>> START

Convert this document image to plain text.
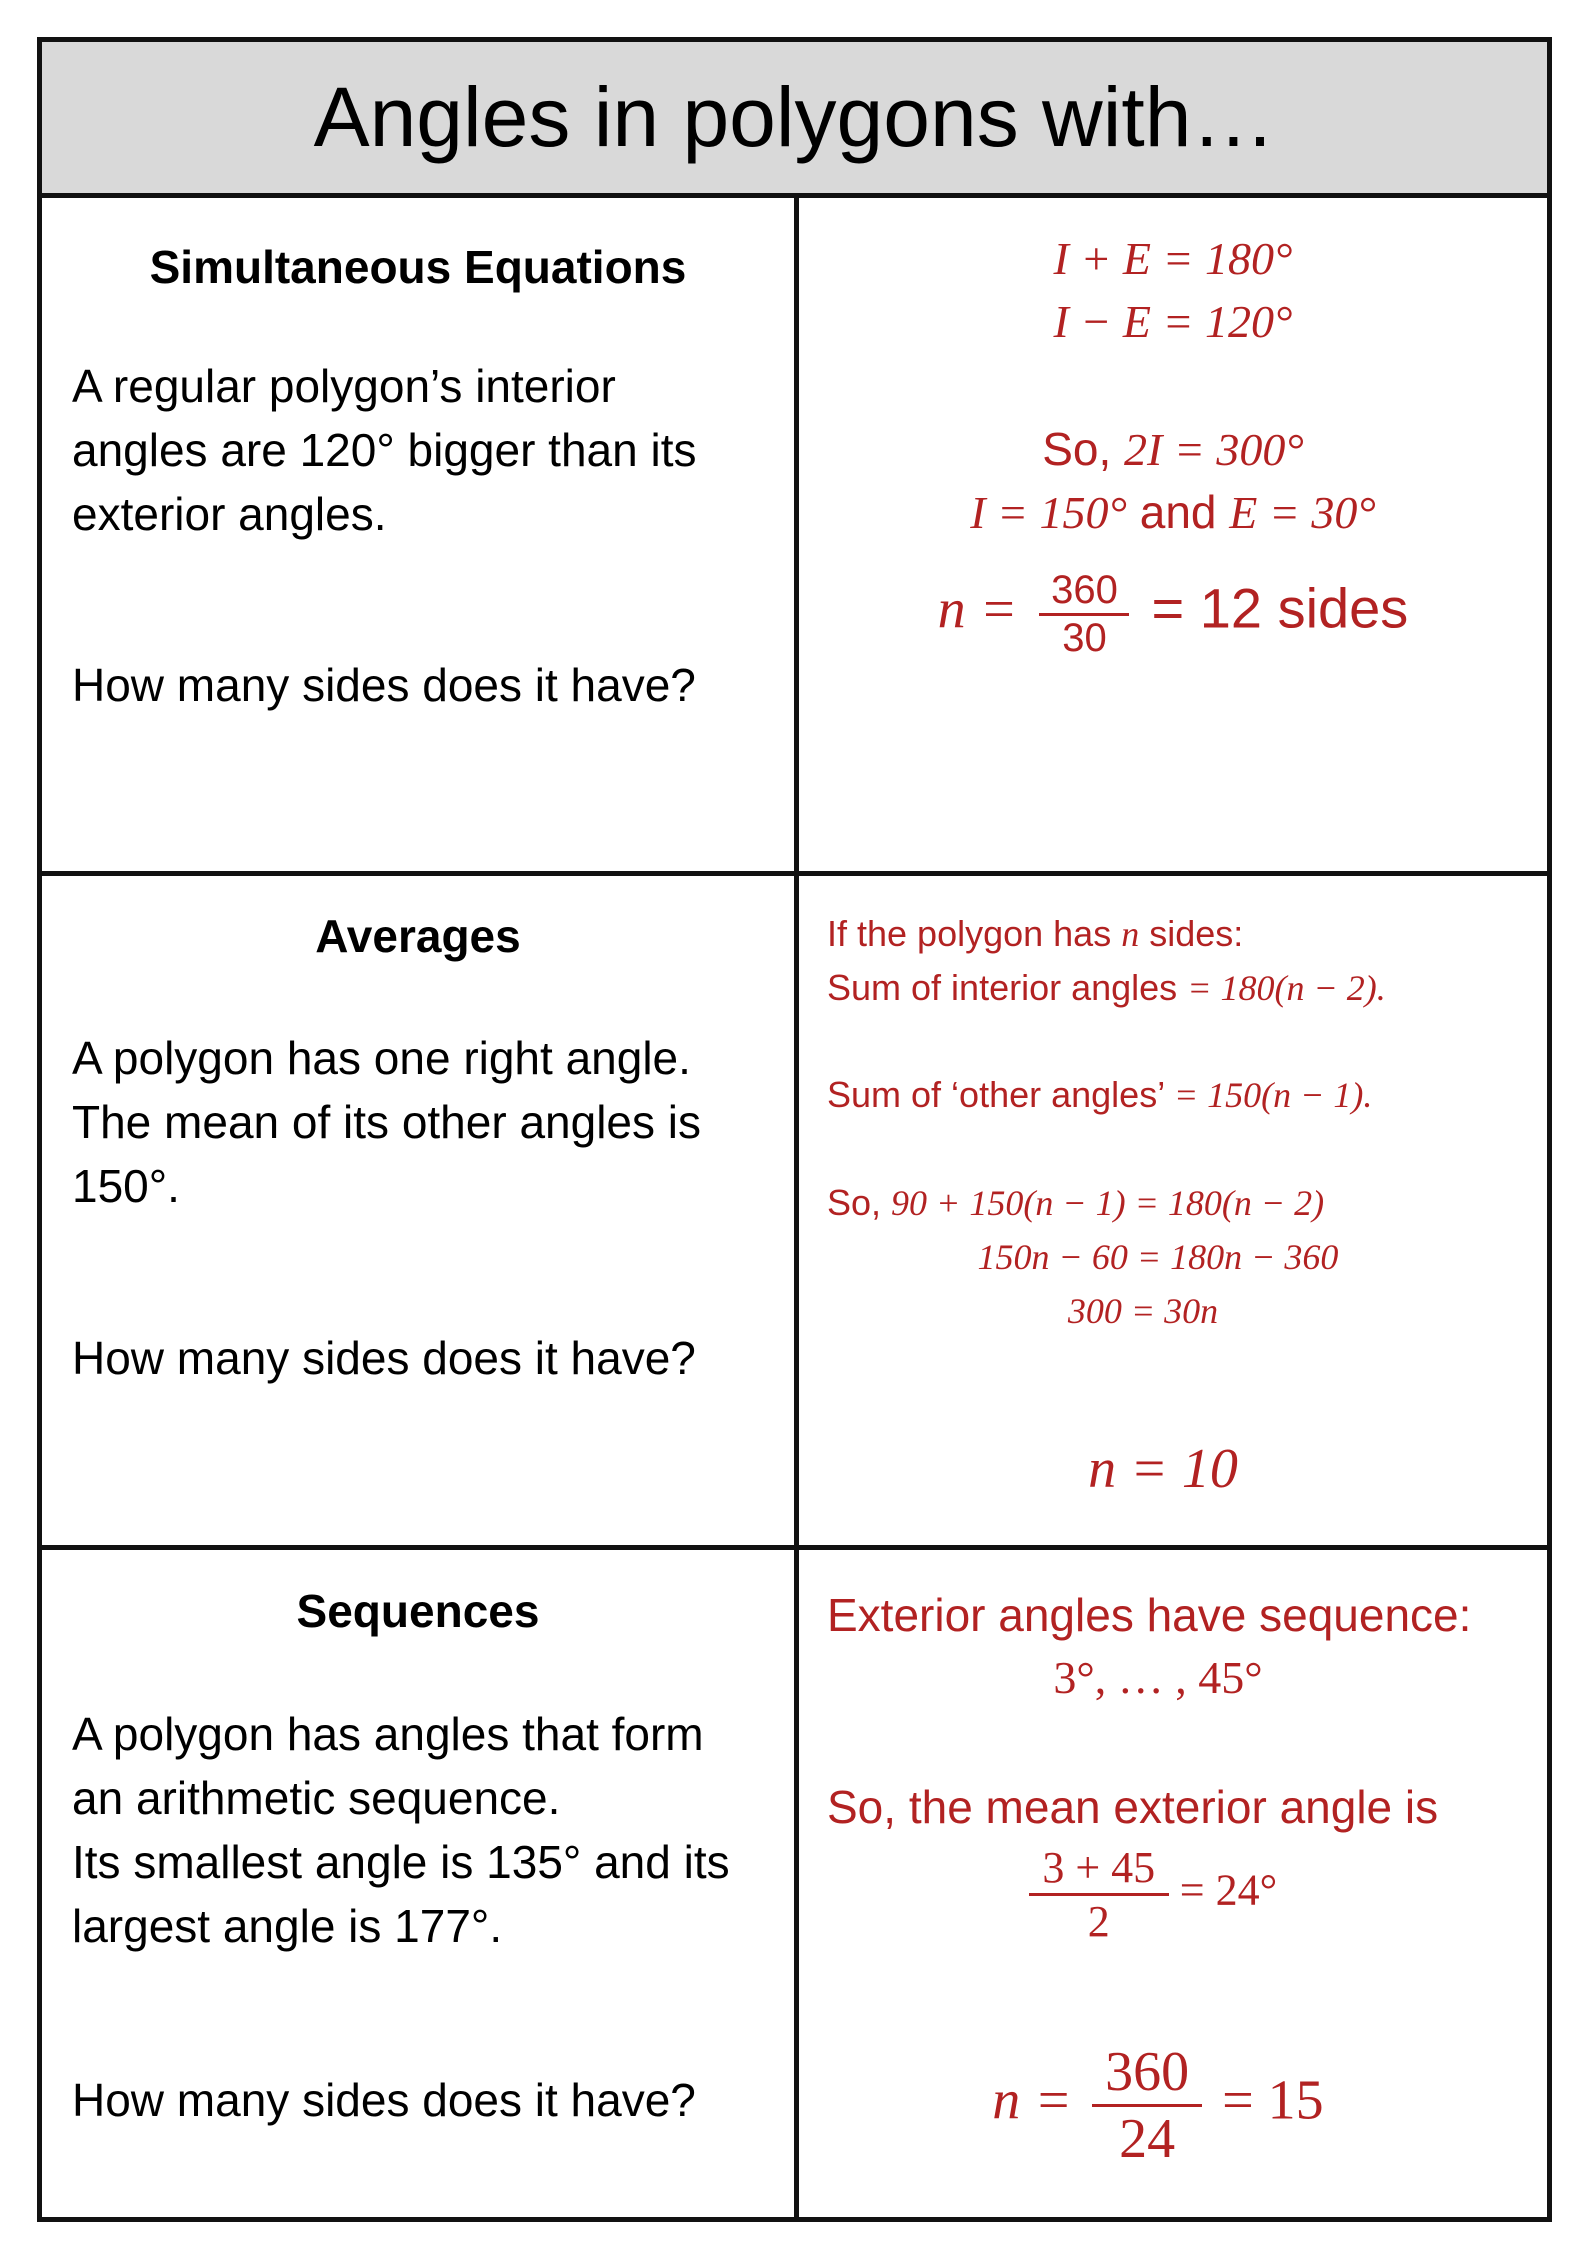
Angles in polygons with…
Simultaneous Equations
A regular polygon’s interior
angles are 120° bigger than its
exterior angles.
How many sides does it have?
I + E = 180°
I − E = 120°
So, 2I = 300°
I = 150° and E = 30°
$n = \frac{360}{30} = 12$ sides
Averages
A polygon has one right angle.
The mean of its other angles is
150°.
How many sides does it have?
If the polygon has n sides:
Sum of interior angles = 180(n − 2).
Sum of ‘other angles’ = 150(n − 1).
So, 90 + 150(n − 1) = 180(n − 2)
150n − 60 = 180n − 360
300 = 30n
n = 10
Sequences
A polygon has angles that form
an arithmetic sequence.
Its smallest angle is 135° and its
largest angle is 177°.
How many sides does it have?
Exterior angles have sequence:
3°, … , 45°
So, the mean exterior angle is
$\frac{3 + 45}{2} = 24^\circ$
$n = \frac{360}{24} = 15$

>> END
>> START

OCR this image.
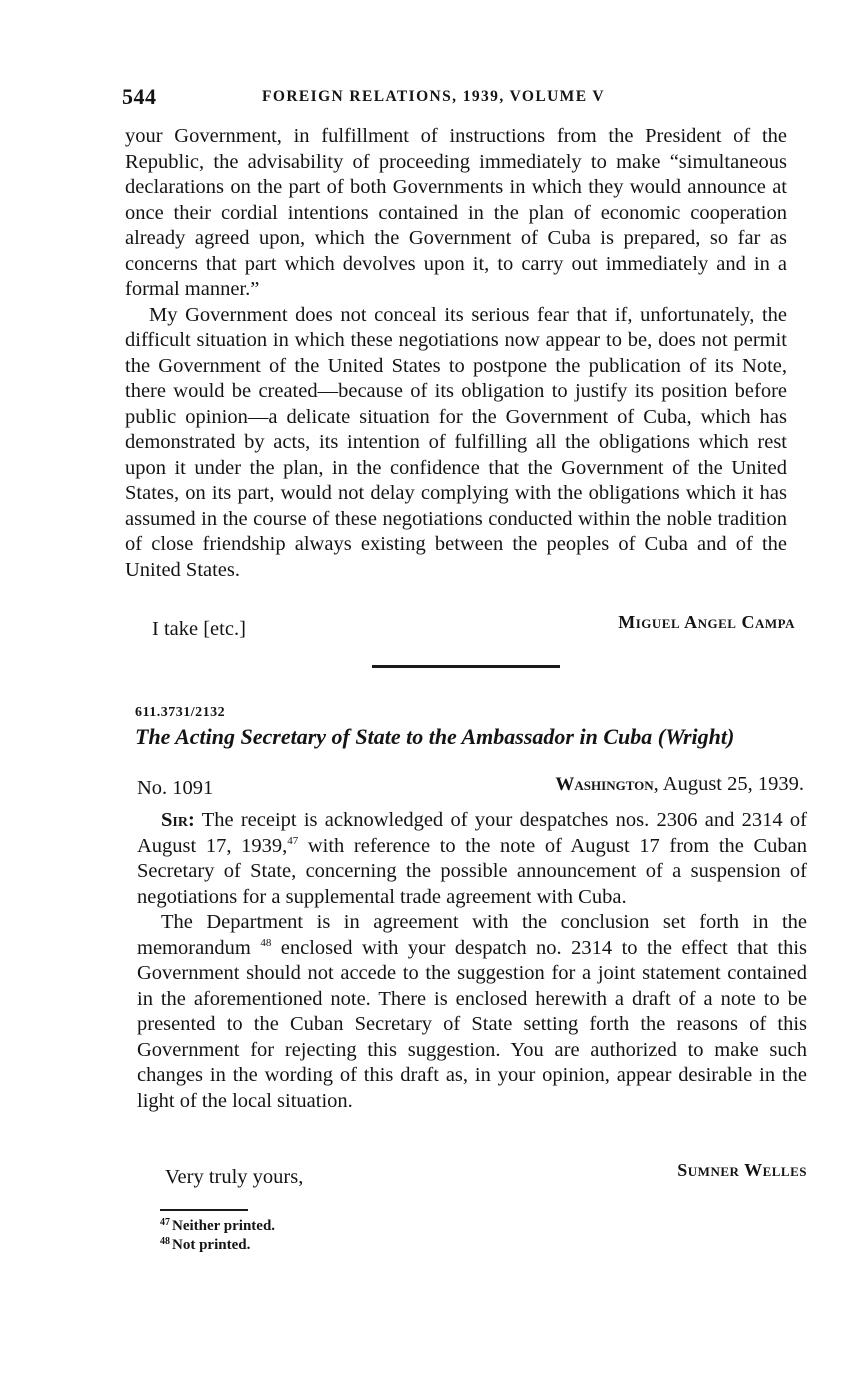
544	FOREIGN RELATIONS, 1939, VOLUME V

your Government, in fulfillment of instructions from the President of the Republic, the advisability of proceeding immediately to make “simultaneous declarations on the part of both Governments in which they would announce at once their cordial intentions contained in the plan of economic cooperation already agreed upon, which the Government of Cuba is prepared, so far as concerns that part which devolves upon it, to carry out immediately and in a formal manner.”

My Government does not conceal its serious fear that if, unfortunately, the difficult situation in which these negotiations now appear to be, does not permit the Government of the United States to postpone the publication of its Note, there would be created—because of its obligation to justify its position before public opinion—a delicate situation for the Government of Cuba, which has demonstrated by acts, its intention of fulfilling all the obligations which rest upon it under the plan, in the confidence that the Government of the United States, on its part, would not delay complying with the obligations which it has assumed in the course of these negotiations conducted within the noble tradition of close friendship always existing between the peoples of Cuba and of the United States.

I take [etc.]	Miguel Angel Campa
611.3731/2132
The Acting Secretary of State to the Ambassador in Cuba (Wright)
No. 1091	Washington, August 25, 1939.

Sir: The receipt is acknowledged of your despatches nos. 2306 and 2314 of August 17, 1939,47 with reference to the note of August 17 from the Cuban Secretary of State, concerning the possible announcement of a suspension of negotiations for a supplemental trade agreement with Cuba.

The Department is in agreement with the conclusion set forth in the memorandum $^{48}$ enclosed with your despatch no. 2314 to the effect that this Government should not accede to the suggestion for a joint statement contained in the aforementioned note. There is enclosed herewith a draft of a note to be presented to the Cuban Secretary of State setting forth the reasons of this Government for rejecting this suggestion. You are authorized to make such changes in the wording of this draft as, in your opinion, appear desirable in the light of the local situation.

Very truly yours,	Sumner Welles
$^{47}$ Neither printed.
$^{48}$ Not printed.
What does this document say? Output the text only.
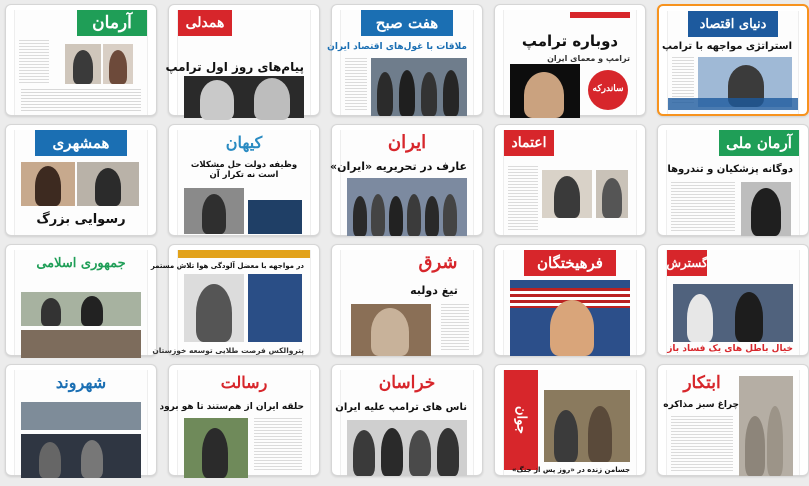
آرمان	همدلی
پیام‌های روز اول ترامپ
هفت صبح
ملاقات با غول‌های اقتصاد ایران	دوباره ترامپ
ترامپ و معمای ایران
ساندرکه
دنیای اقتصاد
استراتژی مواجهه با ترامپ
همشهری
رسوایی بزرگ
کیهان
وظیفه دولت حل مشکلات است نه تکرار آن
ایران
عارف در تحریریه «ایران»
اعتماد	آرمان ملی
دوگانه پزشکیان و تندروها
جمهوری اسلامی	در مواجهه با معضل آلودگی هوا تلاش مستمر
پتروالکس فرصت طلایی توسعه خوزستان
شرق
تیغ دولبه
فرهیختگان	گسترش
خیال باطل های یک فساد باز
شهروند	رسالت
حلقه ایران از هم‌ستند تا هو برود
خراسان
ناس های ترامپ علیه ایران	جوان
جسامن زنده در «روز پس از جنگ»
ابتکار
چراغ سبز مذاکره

>> END

◆ WHAT IS NEEDED ◆
Give back only a number, the number of lines where the string "Secretary" occurs.

◆ WRITTEN REPLY ◆
3